Rows from a figure dataset
####

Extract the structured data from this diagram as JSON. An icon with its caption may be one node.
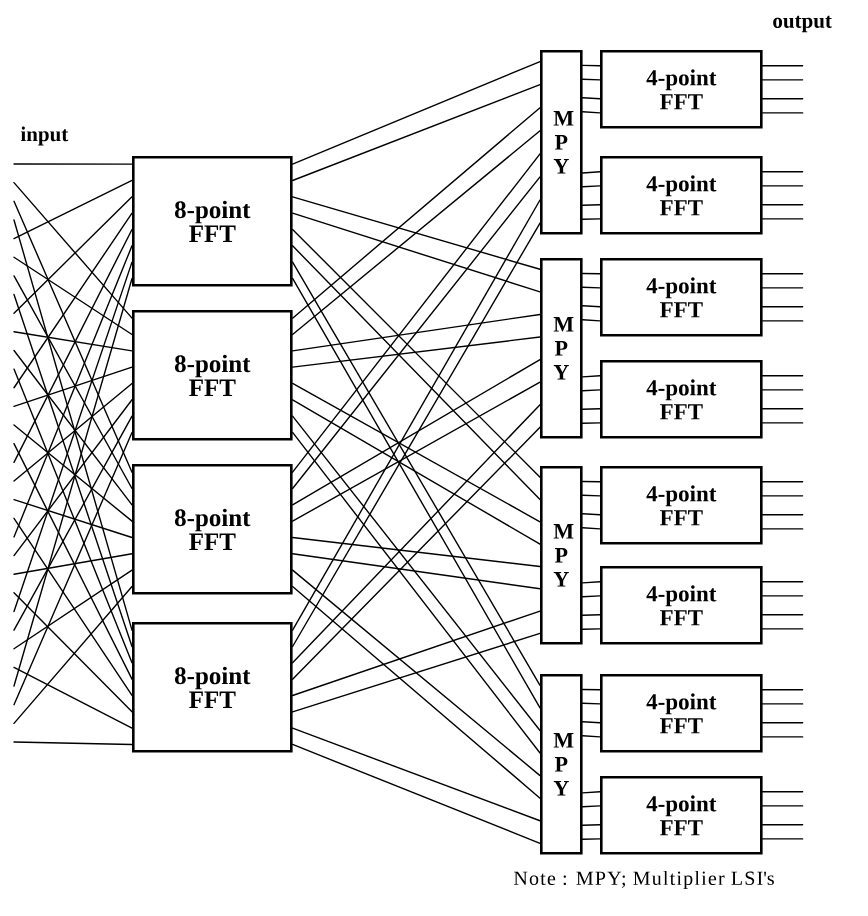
{
  "diagram": {
    "nodes": [
      {
        "text": [
          "8-point FFT"
        ]
      },
      {
        "text": [
          "8-point FFT"
        ]
      },
      {
        "text": [
          "8-point FFT"
        ]
      },
      {
        "text": [
          "8-point FFT"
        ]
      },
      {
        "text": [
          "MPY"
        ]
      },
      {
        "text": [
          "MPY"
        ]
      },
      {
        "text": [
          "MPY"
        ]
      },
      {
        "text": [
          "MPY"
        ]
      },
      {
        "text": [
          "4-point FFT"
        ]
      },
      {
        "text": [
          "4-point FFT"
        ]
      },
      {
        "text": [
          "4-point FFT"
        ]
      },
      {
        "text": [
          "4-point FFT"
        ]
      },
      {
        "text": [
          "4-point FFT"
        ]
      },
      {
        "text": [
          "4-point FFT"
        ]
      },
      {
        "text": [
          "4-point FFT"
        ]
      },
      {
        "text": [
          "4-point FFT"
        ]
      }
    ],
    "edges": [
      {
        "from": null,
        "to": 0,
        "arrow": "none"
      },
      {
        "from": null,
        "to": 1,
        "arrow": "none"
      },
      {
        "from": null,
        "to": 2,
        "arrow": "none"
      },
      {
        "from": null,
        "to": 3,
        "arrow": "none"
      },
      {
        "from": null,
        "to": 0,
        "arrow": "none"
      },
      {
        "from": null,
        "to": 1,
        "arrow": "none"
      },
      {
        "from": null,
        "to": 2,
        "arrow": "none"
      },
      {
        "from": null,
        "to": 3,
        "arrow": "none"
      },
      {
        "from": null,
        "to": 0,
        "arrow": "none"
      },
      {
        "from": null,
        "to": 1,
        "arrow": "none"
      },
      {
        "from": null,
        "to": 2,
        "arrow": "none"
      },
      {
        "from": null,
        "to": 3,
        "arrow": "none"
      },
      {
        "from": null,
        "to": 0,
        "arrow": "none"
      },
      {
        "from": null,
        "to": 1,
        "arrow": "none"
      },
      {
        "from": null,
        "to": 2,
        "arrow": "none"
      },
      {
        "from": null,
        "to": 3,
        "arrow": "none"
      },
      {
        "from": null,
        "to": 0,
        "arrow": "none"
      },
      {
        "from": null,
        "to": 1,
        "arrow": "none"
      },
      {
        "from": null,
        "to": 2,
        "arrow": "none"
      },
      {
        "from": null,
        "to": 3,
        "arrow": "none"
      },
      {
        "from": null,
        "to": 0,
        "arrow": "none"
      },
      {
        "from": null,
        "to": 1,
        "arrow": "none"
      },
      {
        "from": null,
        "to": 2,
        "arrow": "none"
      },
      {
        "from": null,
        "to": 3,
        "arrow": "none"
      },
      {
        "from": null,
        "to": 0,
        "arrow": "none"
      },
      {
        "from": null,
        "to": 1,
        "arrow": "none"
      },
      {
        "from": null,
        "to": 2,
        "arrow": "none"
      },
      {
        "from": null,
        "to": 3,
        "arrow": "none"
      },
      {
        "from": null,
        "to": 0,
        "arrow": "none"
      },
      {
        "from": null,
        "to": 1,
        "arrow": "none"
      },
      {
        "from": null,
        "to": 2,
        "arrow": "none"
      },
      {
        "from": null,
        "to": 3,
        "arrow": "none"
      },
      {
        "from": 0,
        "to": 4,
        "arrow": "none"
      },
      {
        "from": 0,
        "to": 4,
        "arrow": "none"
      },
      {
        "from": 0,
        "to": 5,
        "arrow": "none"
      },
      {
        "from": 0,
        "to": 5,
        "arrow": "none"
      },
      {
        "from": 0,
        "to": 6,
        "arrow": "none"
      },
      {
        "from": 0,
        "to": 6,
        "arrow": "none"
      },
      {
        "from": 0,
        "to": 7,
        "arrow": "none"
      },
      {
        "from": 0,
        "to": 7,
        "arrow": "none"
      },
      {
        "from": 1,
        "to": 4,
        "arrow": "none"
      },
      {
        "from": 1,
        "to": 4,
        "arrow": "none"
      },
      {
        "from": 1,
        "to": 5,
        "arrow": "none"
      },
      {
        "from": 1,
        "to": 5,
        "arrow": "none"
      },
      {
        "from": 1,
        "to": 6,
        "arrow": "none"
      },
      {
        "from": 1,
        "to": 6,
        "arrow": "none"
      },
      {
        "from": 1,
        "to": 7,
        "arrow": "none"
      },
      {
        "from": 1,
        "to": 7,
        "arrow": "none"
      },
      {
        "from": 2,
        "to": 4,
        "arrow": "none"
      },
      {
        "from": 2,
        "to": 4,
        "arrow": "none"
      },
      {
        "from": 2,
        "to": 5,
        "arrow": "none"
      },
      {
        "from": 2,
        "to": 5,
        "arrow": "none"
      },
      {
        "from": 2,
        "to": 6,
        "arrow": "none"
      },
      {
        "from": 2,
        "to": 6,
        "arrow": "none"
      },
      {
        "from": 2,
        "to": 7,
        "arrow": "none"
      },
      {
        "from": 2,
        "to": 7,
        "arrow": "none"
      },
      {
        "from": 3,
        "to": 4,
        "arrow": "none"
      },
      {
        "from": 3,
        "to": 4,
        "arrow": "none"
      },
      {
        "from": 3,
        "to": 5,
        "arrow": "none"
      },
      {
        "from": 3,
        "to": 5,
        "arrow": "none"
      },
      {
        "from": 3,
        "to": 6,
        "arrow": "none"
      },
      {
        "from": 3,
        "to": 6,
        "arrow": "none"
      },
      {
        "from": 3,
        "to": 7,
        "arrow": "none"
      },
      {
        "from": 3,
        "to": 7,
        "arrow": "none"
      },
      {
        "from": 4,
        "to": 8,
        "arrow": "none"
      },
      {
        "from": 4,
        "to": 8,
        "arrow": "none"
      },
      {
        "from": 4,
        "to": 8,
        "arrow": "none"
      },
      {
        "from": 4,
        "to": 8,
        "arrow": "none"
      },
      {
        "from": 4,
        "to": 9,
        "arrow": "none"
      },
      {
        "from": 4,
        "to": 9,
        "arrow": "none"
      },
      {
        "from": 4,
        "to": 9,
        "arrow": "none"
      },
      {
        "from": 4,
        "to": 9,
        "arrow": "none"
      },
      {
        "from": 5,
        "to": 10,
        "arrow": "none"
      },
      {
        "from": 5,
        "to": 10,
        "arrow": "none"
      },
      {
        "from": 5,
        "to": 10,
        "arrow": "none"
      },
      {
        "from": 5,
        "to": 10,
        "arrow": "none"
      },
      {
        "from": 5,
        "to": 11,
        "arrow": "none"
      },
      {
        "from": 5,
        "to": 11,
        "arrow": "none"
      },
      {
        "from": 5,
        "to": 11,
        "arrow": "none"
      },
      {
        "from": 5,
        "to": 11,
        "arrow": "none"
      },
      {
        "from": 6,
        "to": 12,
        "arrow": "none"
      },
      {
        "from": 6,
        "to": 12,
        "arrow": "none"
      },
      {
        "from": 6,
        "to": 12,
        "arrow": "none"
      },
      {
        "from": 6,
        "to": 12,
        "arrow": "none"
      },
      {
        "from": 6,
        "to": 13,
        "arrow": "none"
      },
      {
        "from": 6,
        "to": 13,
        "arrow": "none"
      },
      {
        "from": 6,
        "to": 13,
        "arrow": "none"
      },
      {
        "from": 6,
        "to": 13,
        "arrow": "none"
      },
      {
        "from": 7,
        "to": 14,
        "arrow": "none"
      },
      {
        "from": 7,
        "to": 14,
        "arrow": "none"
      },
      {
        "from": 7,
        "to": 14,
        "arrow": "none"
      },
      {
        "from": 7,
        "to": 14,
        "arrow": "none"
      },
      {
        "from": 7,
        "to": 15,
        "arrow": "none"
      },
      {
        "from": 7,
        "to": 15,
        "arrow": "none"
      },
      {
        "from": 7,
        "to": 15,
        "arrow": "none"
      },
      {
        "from": 7,
        "to": 15,
        "arrow": "none"
      },
      {
        "from": 8,
        "to": null,
        "arrow": "none"
      },
      {
        "from": 8,
        "to": null,
        "arrow": "none"
      },
      {
        "from": 8,
        "to": null,
        "arrow": "none"
      },
      {
        "from": 8,
        "to": null,
        "arrow": "none"
      },
      {
        "from": 9,
        "to": null,
        "arrow": "none"
      },
      {
        "from": 9,
        "to": null,
        "arrow": "none"
      },
      {
        "from": 9,
        "to": null,
        "arrow": "none"
      },
      {
        "from": 9,
        "to": null,
        "arrow": "none"
      },
      {
        "from": 10,
        "to": null,
        "arrow": "none"
      },
      {
        "from": 10,
        "to": null,
        "arrow": "none"
      },
      {
        "from": 10,
        "to": null,
        "arrow": "none"
      },
      {
        "from": 10,
        "to": null,
        "arrow": "none"
      },
      {
        "from": 11,
        "to": null,
        "arrow": "none"
      },
      {
        "from": 11,
        "to": null,
        "arrow": "none"
      },
      {
        "from": 11,
        "to": null,
        "arrow": "none"
      },
      {
        "from": 11,
        "to": null,
        "arrow": "none"
      },
      {
        "from": 12,
        "to": null,
        "arrow": "none"
      },
      {
        "from": 12,
        "to": null,
        "arrow": "none"
      },
      {
        "from": 12,
        "to": null,
        "arrow": "none"
      },
      {
        "from": 12,
        "to": null,
        "arrow": "none"
      },
      {
        "from": 13,
        "to": null,
        "arrow": "none"
      },
      {
        "from": 13,
        "to": null,
        "arrow": "none"
      },
      {
        "from": 13,
        "to": null,
        "arrow": "none"
      },
      {
        "from": 13,
        "to": null,
        "arrow": "none"
      },
      {
        "from": 14,
        "to": null,
        "arrow": "none"
      },
      {
        "from": 14,
        "to": null,
        "arrow": "none"
      },
      {
        "from": 14,
        "to": null,
        "arrow": "none"
      },
      {
        "from": 14,
        "to": null,
        "arrow": "none"
      },
      {
        "from": 15,
        "to": null,
        "arrow": "none"
      },
      {
        "from": 15,
        "to": null,
        "arrow": "none"
      },
      {
        "from": 15,
        "to": null,
        "arrow": "none"
      },
      {
        "from": 15,
        "to": null,
        "arrow": "none"
      }
    ],
    "labels": [
      "input",
      "output",
      "Note : MPY; Multiplier LSI's"
    ]
  }
}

####

Gather all lines from the listing above in which "diagram" occurs.

## Response to this task
Extract the structured data from this diagram as JSON. An icon with its caption may be one node.
  "diagram": {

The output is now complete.